REQUEST: Exact copies are required of the lines from the line containing "Type out the text in this image." through the final line of the listing, both included, and of no other lines.

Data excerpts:
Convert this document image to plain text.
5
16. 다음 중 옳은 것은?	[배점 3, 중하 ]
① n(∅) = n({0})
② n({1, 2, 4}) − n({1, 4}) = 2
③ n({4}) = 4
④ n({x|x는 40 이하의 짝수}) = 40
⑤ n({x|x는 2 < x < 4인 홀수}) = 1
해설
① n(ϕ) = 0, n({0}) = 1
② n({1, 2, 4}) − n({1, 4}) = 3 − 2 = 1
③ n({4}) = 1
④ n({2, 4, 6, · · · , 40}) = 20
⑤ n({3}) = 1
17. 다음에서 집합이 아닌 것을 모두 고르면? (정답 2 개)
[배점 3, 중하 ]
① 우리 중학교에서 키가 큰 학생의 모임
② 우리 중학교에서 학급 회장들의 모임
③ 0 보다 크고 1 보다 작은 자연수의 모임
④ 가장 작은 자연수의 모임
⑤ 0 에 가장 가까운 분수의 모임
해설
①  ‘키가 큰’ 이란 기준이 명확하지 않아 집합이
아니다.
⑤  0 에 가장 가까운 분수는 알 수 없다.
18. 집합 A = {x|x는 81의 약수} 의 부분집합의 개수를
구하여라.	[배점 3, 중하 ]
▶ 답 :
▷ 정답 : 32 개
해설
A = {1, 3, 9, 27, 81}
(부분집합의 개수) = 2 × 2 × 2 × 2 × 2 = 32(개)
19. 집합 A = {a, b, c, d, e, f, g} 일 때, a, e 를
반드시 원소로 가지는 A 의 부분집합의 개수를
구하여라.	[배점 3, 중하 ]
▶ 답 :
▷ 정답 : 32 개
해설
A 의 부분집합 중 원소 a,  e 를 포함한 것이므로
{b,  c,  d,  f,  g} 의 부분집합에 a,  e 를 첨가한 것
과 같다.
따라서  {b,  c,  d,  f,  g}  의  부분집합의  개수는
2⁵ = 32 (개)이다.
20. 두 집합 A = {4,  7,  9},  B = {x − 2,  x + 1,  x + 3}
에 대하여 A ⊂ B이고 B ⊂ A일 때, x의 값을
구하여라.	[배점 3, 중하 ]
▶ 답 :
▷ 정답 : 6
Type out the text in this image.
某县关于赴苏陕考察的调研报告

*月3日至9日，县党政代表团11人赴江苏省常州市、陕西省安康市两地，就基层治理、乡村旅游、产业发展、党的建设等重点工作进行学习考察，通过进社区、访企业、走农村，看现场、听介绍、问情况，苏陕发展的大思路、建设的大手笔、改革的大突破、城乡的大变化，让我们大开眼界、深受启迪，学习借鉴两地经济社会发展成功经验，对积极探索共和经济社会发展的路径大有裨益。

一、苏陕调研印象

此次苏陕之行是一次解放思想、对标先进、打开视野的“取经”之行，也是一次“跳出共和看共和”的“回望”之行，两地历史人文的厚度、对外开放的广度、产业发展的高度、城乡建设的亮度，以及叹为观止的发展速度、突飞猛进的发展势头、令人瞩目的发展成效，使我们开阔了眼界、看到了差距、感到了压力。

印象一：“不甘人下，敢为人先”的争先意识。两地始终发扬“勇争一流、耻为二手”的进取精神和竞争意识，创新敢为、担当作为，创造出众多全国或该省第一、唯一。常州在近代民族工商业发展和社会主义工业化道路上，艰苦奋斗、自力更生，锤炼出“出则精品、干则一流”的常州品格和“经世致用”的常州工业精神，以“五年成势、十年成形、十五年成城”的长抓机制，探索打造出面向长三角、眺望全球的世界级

EXERCISE OUTPUT:
Type out the text in this image.
某县关于赴苏陕考察的调研报告

*月3日至9日，县党政代表团11人赴江苏省常州市、陕西省安康市两地，就基层治理、乡村旅游、产业发展、党的建设等重点工作进行学习考察，通过进社区、访企业、走农村，看现场、听介绍、问情况，苏陕发展的大思路、建设的大手笔、改革的大突破、城乡的大变化，让我们大开眼界、深受启迪，学习借鉴两地经济社会发展成功经验，对积极探索共和经济社会发展的路径大有裨益。

一、苏陕调研印象

此次苏陕之行是一次解放思想、对标先进、打开视野的“取经”之行，也是一次“跳出共和看共和”的“回望”之行，两地历史人文的厚度、对外开放的广度、产业发展的高度、城乡建设的亮度，以及叹为观止的发展速度、突飞猛进的发展势头、令人瞩目的发展成效，使我们开阔了眼界、看到了差距、感到了压力。

印象一：“不甘人下，敢为人先”的争先意识。两地始终发扬“勇争一流、耻为二手”的进取精神和竞争意识，创新敢为、担当作为，创造出众多全国或该省第一、唯一。常州在近代民族工商业发展和社会主义工业化道路上，艰苦奋斗、自力更生，锤炼出“出则精品、干则一流”的常州品格和“经世致用”的常州工业精神，以“五年成势、十年成形、十五年成城”的长抓机制，探索打造出面向长三角、眺望全球的世界级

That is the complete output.